RECORDS TO PROCESS:
*****

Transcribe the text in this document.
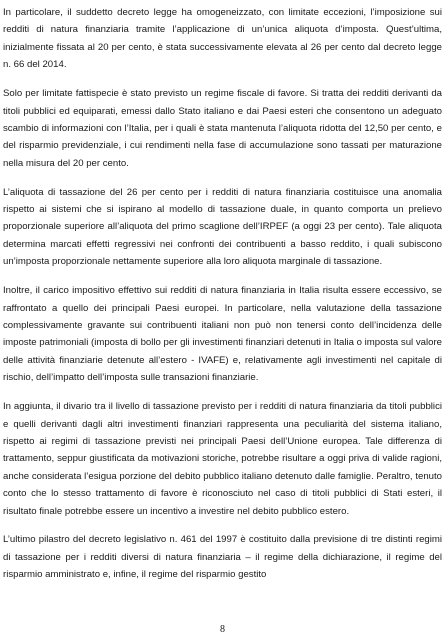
In particolare, il suddetto decreto legge ha omogeneizzato, con limitate eccezioni, l’imposizione sui redditi di natura finanziaria tramite l’applicazione di un’unica aliquota d’imposta. Quest’ultima, inizialmente fissata al 20 per cento, è stata successivamente elevata al 26 per cento dal decreto legge n. 66 del 2014.

Solo per limitate fattispecie è stato previsto un regime fiscale di favore. Si tratta dei redditi derivanti da titoli pubblici ed equiparati, emessi dallo Stato italiano e dai Paesi esteri che consentono un adeguato scambio di informazioni con l’Italia, per i quali è stata mantenuta l’aliquota ridotta del 12,50 per cento, e del risparmio previdenziale, i cui rendimenti nella fase di accumulazione sono tassati per maturazione nella misura del 20 per cento.

L’aliquota di tassazione del 26 per cento per i redditi di natura finanziaria costituisce una anomalia rispetto ai sistemi che si ispirano al modello di tassazione duale, in quanto comporta un prelievo proporzionale superiore all’aliquota del primo scaglione dell’IRPEF (a oggi 23 per cento). Tale aliquota determina marcati effetti regressivi nei confronti dei contribuenti a basso reddito, i quali subiscono un’imposta proporzionale nettamente superiore alla loro aliquota marginale di tassazione.

Inoltre, il carico impositivo effettivo sui redditi di natura finanziaria in Italia risulta essere eccessivo, se raffrontato a quello dei principali Paesi europei. In particolare, nella valutazione della tassazione complessivamente gravante sui contribuenti italiani non può non tenersi conto dell’incidenza delle imposte patrimoniali (imposta di bollo per gli investimenti finanziari detenuti in Italia o imposta sul valore delle attività finanziarie detenute all’estero - IVAFE) e, relativamente agli investimenti nel capitale di rischio, dell’impatto dell’imposta sulle transazioni finanziarie.

In aggiunta, il divario tra il livello di tassazione previsto per i redditi di natura finanziaria da titoli pubblici e quelli derivanti dagli altri investimenti finanziari rappresenta una peculiarità del sistema italiano, rispetto ai regimi di tassazione previsti nei principali Paesi dell’Unione europea. Tale differenza di trattamento, seppur giustificata da motivazioni storiche, potrebbe risultare a oggi priva di valide ragioni, anche considerata l’esigua porzione del debito pubblico italiano detenuto dalle famiglie. Peraltro, tenuto conto che lo stesso trattamento di favore è riconosciuto nel caso di titoli pubblici di Stati esteri, il risultato finale potrebbe essere un incentivo a investire nel debito pubblico estero.

L’ultimo pilastro del decreto legislativo n. 461 del 1997 è costituito dalla previsione di tre distinti regimi di tassazione per i redditi diversi di natura finanziaria – il regime della dichiarazione, il regime del risparmio amministrato e, infine, il regime del risparmio gestito

8
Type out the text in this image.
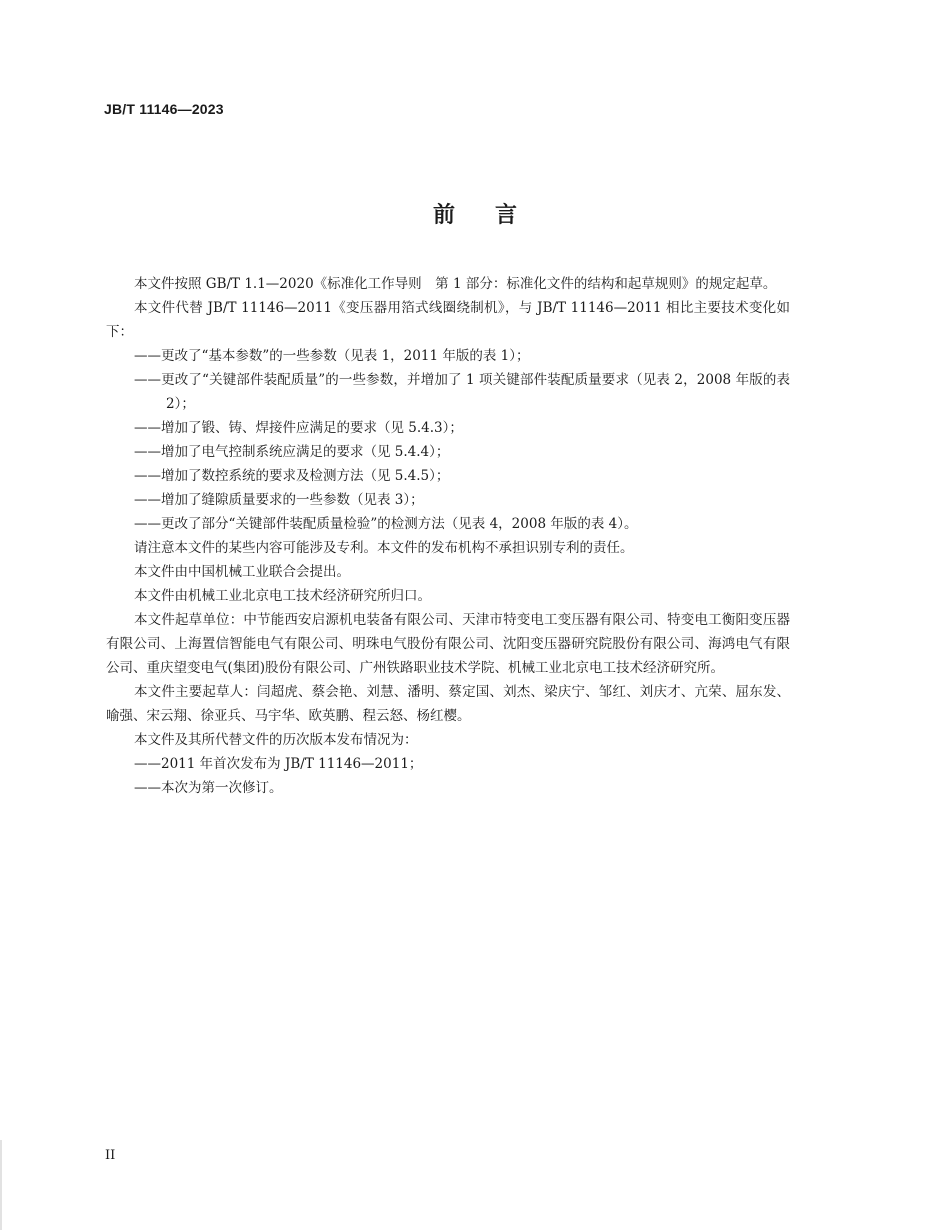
JB/T 11146—2023
前言

本文件按照 GB/T 1.1—2020《标准化工作导则　第 1 部分：标准化文件的结构和起草规则》的规定起草。

本文件代替 JB/T 11146—2011《变压器用箔式线圈绕制机》，与 JB/T 11146—2011 相比主要技术变化如下：

——更改了“基本参数”的一些参数（见表 1，2011 年版的表 1）；

——更改了“关键部件装配质量”的一些参数，并增加了 1 项关键部件装配质量要求（见表 2，2008 年版的表 2）；

——增加了锻、铸、焊接件应满足的要求（见 5.4.3）；

——增加了电气控制系统应满足的要求（见 5.4.4）；

——增加了数控系统的要求及检测方法（见 5.4.5）；

——增加了缝隙质量要求的一些参数（见表 3）；

——更改了部分“关键部件装配质量检验”的检测方法（见表 4，2008 年版的表 4）。

请注意本文件的某些内容可能涉及专利。本文件的发布机构不承担识别专利的责任。

本文件由中国机械工业联合会提出。

本文件由机械工业北京电工技术经济研究所归口。

本文件起草单位：中节能西安启源机电装备有限公司、天津市特变电工变压器有限公司、特变电工衡阳变压器有限公司、上海置信智能电气有限公司、明珠电气股份有限公司、沈阳变压器研究院股份有限公司、海鸿电气有限公司、重庆望变电气(集团)股份有限公司、广州铁路职业技术学院、机械工业北京电工技术经济研究所。

本文件主要起草人：闫超虎、蔡会艳、刘慧、潘明、蔡定国、刘杰、梁庆宁、邹红、刘庆才、亢荣、屈东发、喻强、宋云翔、徐亚兵、马宇华、欧英鹏、程云怒、杨红樱。

本文件及其所代替文件的历次版本发布情况为：

——2011 年首次发布为 JB/T 11146—2011；

——本次为第一次修订。

II
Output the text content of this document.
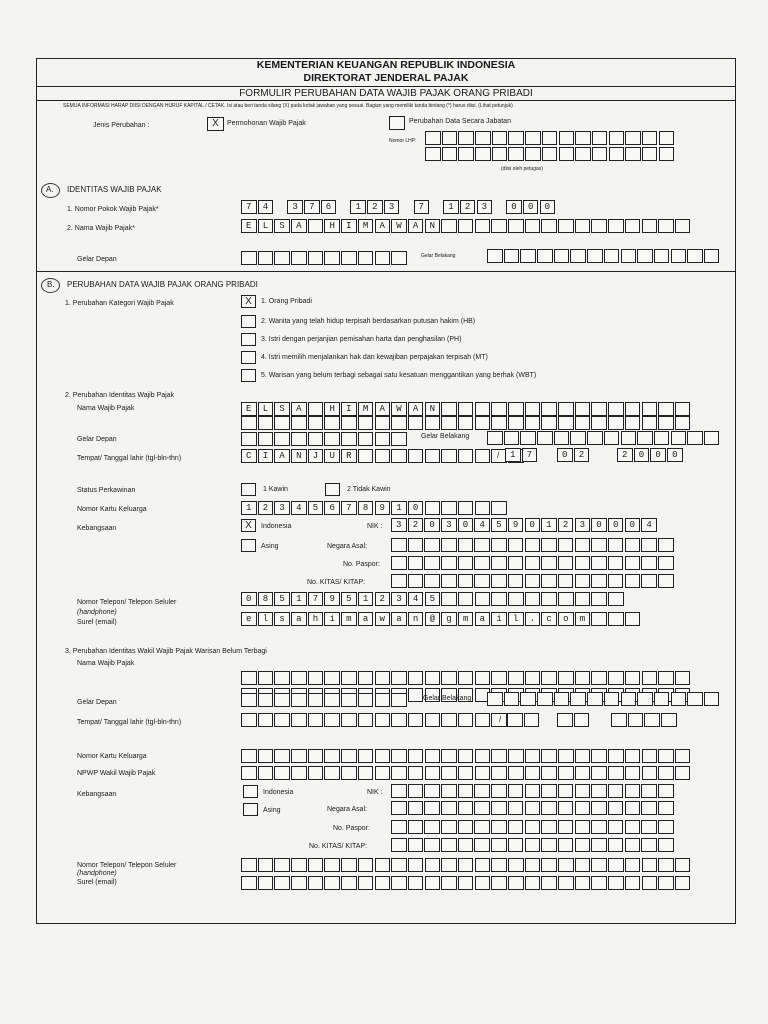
KEMENTERIAN KEUANGAN REPUBLIK INDONESIA
DIREKTORAT JENDERAL PAJAK
FORMULIR PERUBAHAN DATA WAJIB PAJAK ORANG PRIBADI
SEMUA INFORMASI HARAP DIISI DENGAN HURUF KAPITAL / CETAK. Isi atau beri tanda silang (X) pada kotak jawaban yang sesuai. Bagian yang memiliki tanda bintang (*) harus diisi. (Lihat petunjuk)
Jenis Perubahan :	X	Permohonan Wajib Pajak	Perubahan Data Secara Jabatan
Nomor LHP:
(diisi oleh petugas)
A. IDENTITAS WAJIB PAJAK
1. Nomor Pokok Wajib Pajak*	7	4	3	7	6	1	2	3	7	1	2	3	0	0	0
2. Nama Wajib Pajak*	E	L	S	A	H	I	M	A	W	A	N
Gelar Depan	Gelar Belakang
B. PERUBAHAN DATA WAJIB PAJAK ORANG PRIBADI
1. Perubahan Kategori Wajib Pajak	X	1. Orang Pribadi
2. Wanita yang telah hidup terpisah berdasarkan putusan hakim (HB)
3. Istri dengan perjanjian pemisahan harta dan penghasilan (PH)
4. Istri memilih menjalankan hak dan kewajiban perpajakan terpisah (MT)
5. Warisan yang belum terbagi sebagai satu kesatuan menggantikan yang berhak (WBT)
2. Perubahan Identitas Wajib Pajak
Nama Wajib Pajak	E	L	S	A	H	I	M	A	W	A	N
Gelar Depan	Gelar Belakang
Tempat/ Tanggal lahir (tgl-bln-thn)	C	I	A	N	J	U	R	/	1	7	0	2	2	0	0	0
Status Perkawinan	1 Kawin	2 Tidak Kawin
Nomor Kartu Keluarga	1	2	3	4	5	6	7	8	9	1	0
Kebangsaan	X	Indonesia	NIK :	3	2	0	3	0	4	5	9	0	1	2	3	0	0	0	4
Asing	Negara Asal:
No. Paspor:
No. KITAS/ KITAP:
Nomor Telepon/ Telepon Seluler
(handphone)
0	8	5	1	7	9	5	1	2	3	4	5
Surel (email)	e	l	s	a	h	i	m	a	w	a	n	@	g	m	a	i	l	.	c	o	m
3. Perubahan Identitas Wakil Wajib Pajak Warisan Belum Terbagi
Nama Wajib Pajak
Gelar Depan
Gelar Belakang
Tempat/ Tanggal lahir (tgl-bln-thn)	/
Nomor Kartu Keluarga
NPWP Wakil Wajib Pajak
Kebangsaan	Indonesia	NIK :
Asing	Negara Asal:
No. Paspor:
No. KITAS/ KITAP:
Nomor Telepon/ Telepon Seluler
(handphone)
Surel (email)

*****

WHAT IS REQUIRED: Of the lines in the data, how many contain the word "document"? Provide the number and nothing further.

RESPONSE FOR THIS EXERCISE: 2